* [PROBLEM STATEMENT]:
Return every record verbatim.

[Rows from a dataset]

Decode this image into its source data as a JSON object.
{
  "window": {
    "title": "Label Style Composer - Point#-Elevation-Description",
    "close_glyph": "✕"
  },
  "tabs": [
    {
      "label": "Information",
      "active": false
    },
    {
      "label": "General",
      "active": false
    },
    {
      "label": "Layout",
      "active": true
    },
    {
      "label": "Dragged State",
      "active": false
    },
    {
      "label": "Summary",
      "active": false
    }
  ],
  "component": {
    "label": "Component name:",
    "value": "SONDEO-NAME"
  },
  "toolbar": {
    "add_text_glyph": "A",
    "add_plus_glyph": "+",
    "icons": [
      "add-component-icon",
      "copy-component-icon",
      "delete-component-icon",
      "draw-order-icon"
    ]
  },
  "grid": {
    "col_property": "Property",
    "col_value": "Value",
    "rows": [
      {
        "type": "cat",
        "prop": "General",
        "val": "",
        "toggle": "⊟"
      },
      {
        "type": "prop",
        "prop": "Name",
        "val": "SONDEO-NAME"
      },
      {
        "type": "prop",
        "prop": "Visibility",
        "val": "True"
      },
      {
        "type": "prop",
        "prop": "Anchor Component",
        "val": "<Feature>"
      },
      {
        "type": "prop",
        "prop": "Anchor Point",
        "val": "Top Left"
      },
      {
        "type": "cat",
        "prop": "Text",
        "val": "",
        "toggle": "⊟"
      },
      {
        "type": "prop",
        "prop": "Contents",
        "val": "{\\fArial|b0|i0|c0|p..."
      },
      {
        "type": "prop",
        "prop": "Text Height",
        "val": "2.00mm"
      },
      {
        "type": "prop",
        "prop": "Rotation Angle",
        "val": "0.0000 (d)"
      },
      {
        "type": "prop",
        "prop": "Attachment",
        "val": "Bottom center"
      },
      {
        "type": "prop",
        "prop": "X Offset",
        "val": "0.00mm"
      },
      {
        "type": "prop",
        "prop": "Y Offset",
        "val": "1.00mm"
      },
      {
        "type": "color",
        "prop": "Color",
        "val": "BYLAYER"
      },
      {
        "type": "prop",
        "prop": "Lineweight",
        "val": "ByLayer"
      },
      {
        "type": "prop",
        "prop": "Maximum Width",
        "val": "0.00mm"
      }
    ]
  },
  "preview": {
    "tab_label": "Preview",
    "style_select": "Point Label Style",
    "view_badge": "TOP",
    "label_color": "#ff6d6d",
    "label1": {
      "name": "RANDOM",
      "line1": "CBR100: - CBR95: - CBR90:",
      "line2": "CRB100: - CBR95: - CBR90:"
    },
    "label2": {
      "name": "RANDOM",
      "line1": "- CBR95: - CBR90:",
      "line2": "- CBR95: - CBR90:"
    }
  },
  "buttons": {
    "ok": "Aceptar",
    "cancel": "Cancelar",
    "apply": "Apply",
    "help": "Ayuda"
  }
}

* [EXERCISE RESPONSE]:
Decode this image into its source data as a JSON object.
{
  "window": {
    "title": "Label Style Composer - Point#-Elevation-Description",
    "close_glyph": "✕"
  },
  "tabs": [
    {
      "label": "Information",
      "active": false
    },
    {
      "label": "General",
      "active": false
    },
    {
      "label": "Layout",
      "active": true
    },
    {
      "label": "Dragged State",
      "active": false
    },
    {
      "label": "Summary",
      "active": false
    }
  ],
  "component": {
    "label": "Component name:",
    "value": "SONDEO-NAME"
  },
  "toolbar": {
    "add_text_glyph": "A",
    "add_plus_glyph": "+",
    "icons": [
      "add-component-icon",
      "copy-component-icon",
      "delete-component-icon",
      "draw-order-icon"
    ]
  },
  "grid": {
    "col_property": "Property",
    "col_value": "Value",
    "rows": [
      {
        "type": "cat",
        "prop": "General",
        "val": "",
        "toggle": "⊟"
      },
      {
        "type": "prop",
        "prop": "Name",
        "val": "SONDEO-NAME"
      },
      {
        "type": "prop",
        "prop": "Visibility",
        "val": "True"
      },
      {
        "type": "prop",
        "prop": "Anchor Component",
        "val": "<Feature>"
      },
      {
        "type": "prop",
        "prop": "Anchor Point",
        "val": "Top Left"
      },
      {
        "type": "cat",
        "prop": "Text",
        "val": "",
        "toggle": "⊟"
      },
      {
        "type": "prop",
        "prop": "Contents",
        "val": "{\\fArial|b0|i0|c0|p..."
      },
      {
        "type": "prop",
        "prop": "Text Height",
        "val": "2.00mm"
      },
      {
        "type": "prop",
        "prop": "Rotation Angle",
        "val": "0.0000 (d)"
      },
      {
        "type": "prop",
        "prop": "Attachment",
        "val": "Bottom center"
      },
      {
        "type": "prop",
        "prop": "X Offset",
        "val": "0.00mm"
      },
      {
        "type": "prop",
        "prop": "Y Offset",
        "val": "1.00mm"
      },
      {
        "type": "color",
        "prop": "Color",
        "val": "BYLAYER"
      },
      {
        "type": "prop",
        "prop": "Lineweight",
        "val": "ByLayer"
      },
      {
        "type": "prop",
        "prop": "Maximum Width",
        "val": "0.00mm"
      }
    ]
  },
  "preview": {
    "tab_label": "Preview",
    "style_select": "Point Label Style",
    "view_badge": "TOP",
    "label_color": "#ff6d6d",
    "label1": {
      "name": "RANDOM",
      "line1": "CBR100: - CBR95: - CBR90:",
      "line2": "CRB100: - CBR95: - CBR90:"
    },
    "label2": {
      "name": "RANDOM",
      "line1": "- CBR95: - CBR90:",
      "line2": "- CBR95: - CBR90:"
    }
  },
  "buttons": {
    "ok": "Aceptar",
    "cancel": "Cancelar",
    "apply": "Apply",
    "help": "Ayuda"
  }
}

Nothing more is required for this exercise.